— START OF Dataset —

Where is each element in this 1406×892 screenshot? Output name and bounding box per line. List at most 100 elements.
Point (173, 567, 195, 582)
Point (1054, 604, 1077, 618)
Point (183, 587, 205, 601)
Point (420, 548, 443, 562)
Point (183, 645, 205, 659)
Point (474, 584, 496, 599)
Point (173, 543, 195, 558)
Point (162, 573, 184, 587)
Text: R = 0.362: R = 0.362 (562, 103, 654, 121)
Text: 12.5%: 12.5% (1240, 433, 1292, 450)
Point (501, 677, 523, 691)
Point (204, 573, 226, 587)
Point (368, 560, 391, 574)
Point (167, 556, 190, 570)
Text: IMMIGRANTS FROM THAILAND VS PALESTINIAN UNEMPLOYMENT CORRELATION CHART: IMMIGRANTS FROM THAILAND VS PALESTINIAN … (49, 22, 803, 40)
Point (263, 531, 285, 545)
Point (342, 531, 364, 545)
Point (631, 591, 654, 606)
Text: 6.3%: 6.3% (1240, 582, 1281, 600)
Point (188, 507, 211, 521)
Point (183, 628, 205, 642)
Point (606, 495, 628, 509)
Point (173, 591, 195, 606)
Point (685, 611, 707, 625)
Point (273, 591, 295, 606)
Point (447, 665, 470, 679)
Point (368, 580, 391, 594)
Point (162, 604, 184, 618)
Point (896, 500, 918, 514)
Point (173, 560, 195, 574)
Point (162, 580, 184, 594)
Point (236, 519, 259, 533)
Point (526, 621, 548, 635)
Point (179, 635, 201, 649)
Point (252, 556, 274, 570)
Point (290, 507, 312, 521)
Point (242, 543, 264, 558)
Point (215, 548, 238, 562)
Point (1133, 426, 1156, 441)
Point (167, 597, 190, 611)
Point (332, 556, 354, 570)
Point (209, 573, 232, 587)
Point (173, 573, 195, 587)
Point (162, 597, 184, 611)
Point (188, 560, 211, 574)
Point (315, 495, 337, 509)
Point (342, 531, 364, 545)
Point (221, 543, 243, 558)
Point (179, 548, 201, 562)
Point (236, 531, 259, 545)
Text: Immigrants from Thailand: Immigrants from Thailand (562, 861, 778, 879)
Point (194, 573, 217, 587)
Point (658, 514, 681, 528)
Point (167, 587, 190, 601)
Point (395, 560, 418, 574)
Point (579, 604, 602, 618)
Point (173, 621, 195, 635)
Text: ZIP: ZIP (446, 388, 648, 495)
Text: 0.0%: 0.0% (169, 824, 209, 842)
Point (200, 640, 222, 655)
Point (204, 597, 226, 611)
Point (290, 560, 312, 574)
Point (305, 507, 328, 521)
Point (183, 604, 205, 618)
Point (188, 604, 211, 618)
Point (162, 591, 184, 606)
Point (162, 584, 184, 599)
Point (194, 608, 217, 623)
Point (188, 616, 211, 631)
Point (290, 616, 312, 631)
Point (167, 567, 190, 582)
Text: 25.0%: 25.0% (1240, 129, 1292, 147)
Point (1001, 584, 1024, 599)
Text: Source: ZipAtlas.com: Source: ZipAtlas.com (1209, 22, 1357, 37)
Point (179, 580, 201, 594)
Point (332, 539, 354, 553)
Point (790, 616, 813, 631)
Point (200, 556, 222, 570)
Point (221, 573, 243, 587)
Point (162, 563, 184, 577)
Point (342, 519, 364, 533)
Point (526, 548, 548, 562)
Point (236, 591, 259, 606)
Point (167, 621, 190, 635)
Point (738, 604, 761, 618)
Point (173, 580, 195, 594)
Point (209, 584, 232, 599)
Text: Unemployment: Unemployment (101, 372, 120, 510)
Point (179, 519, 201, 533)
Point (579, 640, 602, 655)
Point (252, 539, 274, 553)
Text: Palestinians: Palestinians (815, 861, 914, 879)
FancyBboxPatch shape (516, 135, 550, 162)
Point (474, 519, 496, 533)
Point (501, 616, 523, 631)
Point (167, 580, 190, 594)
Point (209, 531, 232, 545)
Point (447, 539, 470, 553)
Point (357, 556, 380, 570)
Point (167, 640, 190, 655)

— END OF Dataset —

**Written task**
Extract every line of the material above and reproduce each one word for word, with no changes.

**Written solution**
Where is each element in this 1406×892 screenshot? Output name and bounding box per line. List at most 100 elements.
Point (173, 567, 195, 582)
Point (1054, 604, 1077, 618)
Point (183, 587, 205, 601)
Point (420, 548, 443, 562)
Point (183, 645, 205, 659)
Point (474, 584, 496, 599)
Point (173, 543, 195, 558)
Point (162, 573, 184, 587)
Text: R = 0.362: R = 0.362 (562, 103, 654, 121)
Text: 12.5%: 12.5% (1240, 433, 1292, 450)
Point (501, 677, 523, 691)
Point (204, 573, 226, 587)
Point (368, 560, 391, 574)
Point (167, 556, 190, 570)
Text: IMMIGRANTS FROM THAILAND VS PALESTINIAN UNEMPLOYMENT CORRELATION CHART: IMMIGRANTS FROM THAILAND VS PALESTINIAN … (49, 22, 803, 40)
Point (263, 531, 285, 545)
Point (342, 531, 364, 545)
Point (631, 591, 654, 606)
Text: 6.3%: 6.3% (1240, 582, 1281, 600)
Point (188, 507, 211, 521)
Point (183, 628, 205, 642)
Point (606, 495, 628, 509)
Point (173, 591, 195, 606)
Point (685, 611, 707, 625)
Point (273, 591, 295, 606)
Point (447, 665, 470, 679)
Point (368, 580, 391, 594)
Point (162, 604, 184, 618)
Point (896, 500, 918, 514)
Point (173, 560, 195, 574)
Point (162, 580, 184, 594)
Point (236, 519, 259, 533)
Point (526, 621, 548, 635)
Point (179, 635, 201, 649)
Point (252, 556, 274, 570)
Point (290, 507, 312, 521)
Point (242, 543, 264, 558)
Point (215, 548, 238, 562)
Point (1133, 426, 1156, 441)
Point (167, 597, 190, 611)
Point (332, 556, 354, 570)
Point (209, 573, 232, 587)
Point (173, 573, 195, 587)
Point (162, 597, 184, 611)
Point (188, 560, 211, 574)
Point (315, 495, 337, 509)
Point (342, 531, 364, 545)
Point (221, 543, 243, 558)
Point (179, 548, 201, 562)
Point (236, 531, 259, 545)
Text: Immigrants from Thailand: Immigrants from Thailand (562, 861, 778, 879)
Point (194, 573, 217, 587)
Point (658, 514, 681, 528)
Point (167, 587, 190, 601)
Point (395, 560, 418, 574)
Point (579, 604, 602, 618)
Point (173, 621, 195, 635)
Text: ZIP: ZIP (446, 388, 648, 495)
Text: 0.0%: 0.0% (169, 824, 209, 842)
Point (200, 640, 222, 655)
Point (204, 597, 226, 611)
Point (290, 560, 312, 574)
Point (305, 507, 328, 521)
Point (183, 604, 205, 618)
Point (188, 604, 211, 618)
Point (162, 591, 184, 606)
Point (162, 584, 184, 599)
Point (194, 608, 217, 623)
Point (188, 616, 211, 631)
Point (290, 616, 312, 631)
Point (167, 567, 190, 582)
Text: 25.0%: 25.0% (1240, 129, 1292, 147)
Point (1001, 584, 1024, 599)
Text: Source: ZipAtlas.com: Source: ZipAtlas.com (1209, 22, 1357, 37)
Point (179, 580, 201, 594)
Point (332, 539, 354, 553)
Point (790, 616, 813, 631)
Point (200, 556, 222, 570)
Point (221, 573, 243, 587)
Point (162, 563, 184, 577)
Point (342, 519, 364, 533)
Point (526, 548, 548, 562)
Point (236, 591, 259, 606)
Point (167, 621, 190, 635)
Point (738, 604, 761, 618)
Point (173, 580, 195, 594)
Point (209, 584, 232, 599)
Text: Unemployment: Unemployment (101, 372, 120, 510)
Point (179, 519, 201, 533)
Point (579, 640, 602, 655)
Point (252, 539, 274, 553)
Text: Palestinians: Palestinians (815, 861, 914, 879)
FancyBboxPatch shape (516, 135, 550, 162)
Point (474, 519, 496, 533)
Point (501, 616, 523, 631)
Point (167, 580, 190, 594)
Point (209, 531, 232, 545)
Point (447, 539, 470, 553)
Point (357, 556, 380, 570)
Point (167, 640, 190, 655)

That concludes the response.